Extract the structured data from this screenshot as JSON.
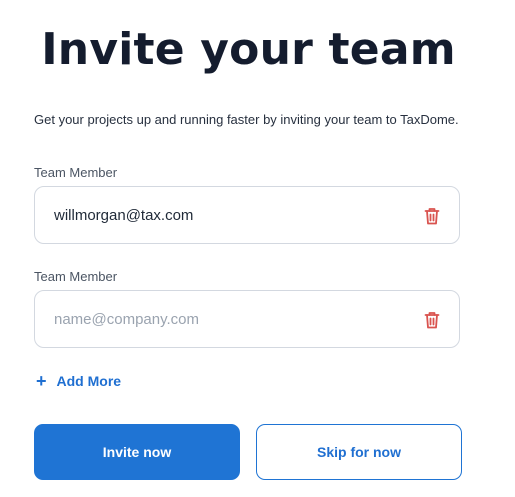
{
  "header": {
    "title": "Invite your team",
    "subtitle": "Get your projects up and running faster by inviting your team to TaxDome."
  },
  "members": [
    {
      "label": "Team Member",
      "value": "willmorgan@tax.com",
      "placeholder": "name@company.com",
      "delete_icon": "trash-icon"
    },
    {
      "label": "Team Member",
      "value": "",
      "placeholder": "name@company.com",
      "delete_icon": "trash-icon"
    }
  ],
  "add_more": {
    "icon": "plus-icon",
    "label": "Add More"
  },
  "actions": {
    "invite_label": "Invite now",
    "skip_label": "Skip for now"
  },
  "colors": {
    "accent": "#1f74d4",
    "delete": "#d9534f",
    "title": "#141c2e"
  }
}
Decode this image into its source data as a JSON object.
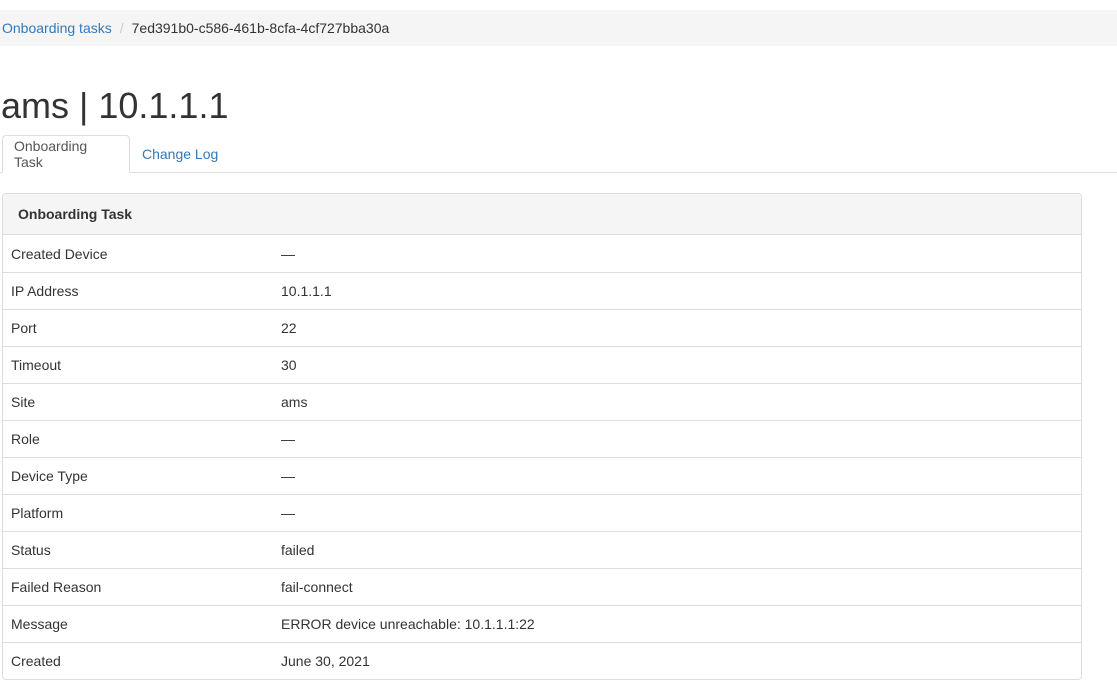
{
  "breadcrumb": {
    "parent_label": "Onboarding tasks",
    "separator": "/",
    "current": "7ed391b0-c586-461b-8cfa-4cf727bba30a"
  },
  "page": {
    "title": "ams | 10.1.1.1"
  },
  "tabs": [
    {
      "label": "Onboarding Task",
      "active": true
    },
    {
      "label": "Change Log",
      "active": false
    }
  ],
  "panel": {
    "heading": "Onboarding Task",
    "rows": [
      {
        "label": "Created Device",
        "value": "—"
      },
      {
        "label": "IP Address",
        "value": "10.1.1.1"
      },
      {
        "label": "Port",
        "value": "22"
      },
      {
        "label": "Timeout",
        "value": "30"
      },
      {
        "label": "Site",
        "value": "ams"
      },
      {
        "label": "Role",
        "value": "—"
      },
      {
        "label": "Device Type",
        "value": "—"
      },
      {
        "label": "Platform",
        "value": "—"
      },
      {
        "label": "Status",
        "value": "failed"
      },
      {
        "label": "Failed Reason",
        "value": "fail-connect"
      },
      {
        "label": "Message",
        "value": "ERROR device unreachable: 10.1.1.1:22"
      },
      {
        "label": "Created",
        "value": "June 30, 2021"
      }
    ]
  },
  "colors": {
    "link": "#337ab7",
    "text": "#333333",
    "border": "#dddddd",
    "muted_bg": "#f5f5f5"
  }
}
* * *
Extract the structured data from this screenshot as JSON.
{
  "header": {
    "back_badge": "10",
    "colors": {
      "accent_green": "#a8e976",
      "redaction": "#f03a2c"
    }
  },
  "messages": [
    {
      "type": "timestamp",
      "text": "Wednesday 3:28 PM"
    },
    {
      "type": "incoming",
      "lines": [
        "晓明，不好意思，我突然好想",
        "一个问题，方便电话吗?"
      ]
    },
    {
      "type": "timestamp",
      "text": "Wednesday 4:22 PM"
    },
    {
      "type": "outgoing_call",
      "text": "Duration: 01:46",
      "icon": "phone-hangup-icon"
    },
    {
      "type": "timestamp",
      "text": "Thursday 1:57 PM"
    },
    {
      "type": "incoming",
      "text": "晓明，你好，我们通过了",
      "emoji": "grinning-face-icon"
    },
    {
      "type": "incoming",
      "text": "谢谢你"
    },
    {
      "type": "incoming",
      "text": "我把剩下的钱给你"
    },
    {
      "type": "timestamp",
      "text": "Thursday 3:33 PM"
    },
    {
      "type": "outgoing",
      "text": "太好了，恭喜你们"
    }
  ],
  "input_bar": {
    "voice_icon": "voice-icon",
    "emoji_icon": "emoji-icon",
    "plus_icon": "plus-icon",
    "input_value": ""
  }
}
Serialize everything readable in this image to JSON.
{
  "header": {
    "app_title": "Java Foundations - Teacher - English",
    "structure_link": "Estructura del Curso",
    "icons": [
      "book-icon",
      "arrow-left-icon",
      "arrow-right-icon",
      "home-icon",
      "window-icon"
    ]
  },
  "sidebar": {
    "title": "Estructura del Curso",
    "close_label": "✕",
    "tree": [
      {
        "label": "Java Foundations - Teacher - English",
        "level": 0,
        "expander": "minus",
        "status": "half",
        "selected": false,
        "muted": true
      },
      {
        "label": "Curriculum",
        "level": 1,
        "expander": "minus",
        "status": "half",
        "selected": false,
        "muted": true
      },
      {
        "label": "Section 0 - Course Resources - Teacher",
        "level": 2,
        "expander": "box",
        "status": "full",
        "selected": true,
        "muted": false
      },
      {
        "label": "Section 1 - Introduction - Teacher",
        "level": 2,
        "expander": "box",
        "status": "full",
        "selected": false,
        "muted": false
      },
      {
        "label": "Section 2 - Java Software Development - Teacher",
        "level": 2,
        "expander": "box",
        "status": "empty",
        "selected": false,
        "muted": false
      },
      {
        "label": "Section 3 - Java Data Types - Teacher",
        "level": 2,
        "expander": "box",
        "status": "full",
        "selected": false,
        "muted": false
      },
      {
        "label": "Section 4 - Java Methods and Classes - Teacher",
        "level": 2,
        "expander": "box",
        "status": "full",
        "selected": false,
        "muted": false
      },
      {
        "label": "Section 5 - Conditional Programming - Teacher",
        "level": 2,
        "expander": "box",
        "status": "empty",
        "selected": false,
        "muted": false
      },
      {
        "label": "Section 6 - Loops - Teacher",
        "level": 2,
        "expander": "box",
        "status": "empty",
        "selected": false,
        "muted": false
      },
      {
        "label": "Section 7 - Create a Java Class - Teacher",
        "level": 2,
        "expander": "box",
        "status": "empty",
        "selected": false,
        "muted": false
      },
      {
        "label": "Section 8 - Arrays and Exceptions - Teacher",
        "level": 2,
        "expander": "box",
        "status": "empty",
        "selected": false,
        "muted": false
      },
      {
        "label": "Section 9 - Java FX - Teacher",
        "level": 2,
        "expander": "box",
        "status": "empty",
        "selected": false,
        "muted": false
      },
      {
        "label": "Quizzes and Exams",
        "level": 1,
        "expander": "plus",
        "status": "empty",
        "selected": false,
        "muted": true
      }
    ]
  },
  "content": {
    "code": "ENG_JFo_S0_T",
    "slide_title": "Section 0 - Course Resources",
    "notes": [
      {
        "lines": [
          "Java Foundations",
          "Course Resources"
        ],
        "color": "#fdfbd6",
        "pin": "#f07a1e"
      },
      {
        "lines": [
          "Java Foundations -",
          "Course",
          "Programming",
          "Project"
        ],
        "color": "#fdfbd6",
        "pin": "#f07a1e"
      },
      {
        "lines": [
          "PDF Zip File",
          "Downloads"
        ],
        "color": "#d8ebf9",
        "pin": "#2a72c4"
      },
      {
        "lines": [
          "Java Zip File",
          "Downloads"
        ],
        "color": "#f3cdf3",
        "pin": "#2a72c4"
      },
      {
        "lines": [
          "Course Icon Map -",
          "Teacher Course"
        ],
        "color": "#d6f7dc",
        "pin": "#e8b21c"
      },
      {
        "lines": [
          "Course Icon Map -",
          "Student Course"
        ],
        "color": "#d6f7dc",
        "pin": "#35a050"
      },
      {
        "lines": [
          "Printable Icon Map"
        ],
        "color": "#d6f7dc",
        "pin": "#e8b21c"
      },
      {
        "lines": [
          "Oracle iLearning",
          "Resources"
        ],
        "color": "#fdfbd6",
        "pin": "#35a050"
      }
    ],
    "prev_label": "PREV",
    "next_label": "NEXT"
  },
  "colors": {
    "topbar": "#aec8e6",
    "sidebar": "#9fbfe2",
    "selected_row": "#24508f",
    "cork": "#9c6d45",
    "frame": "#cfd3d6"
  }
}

Short problem
Show every line that contains the word "Created".

Solution for this problem
        "label": "Created Device",
        "label": "Created",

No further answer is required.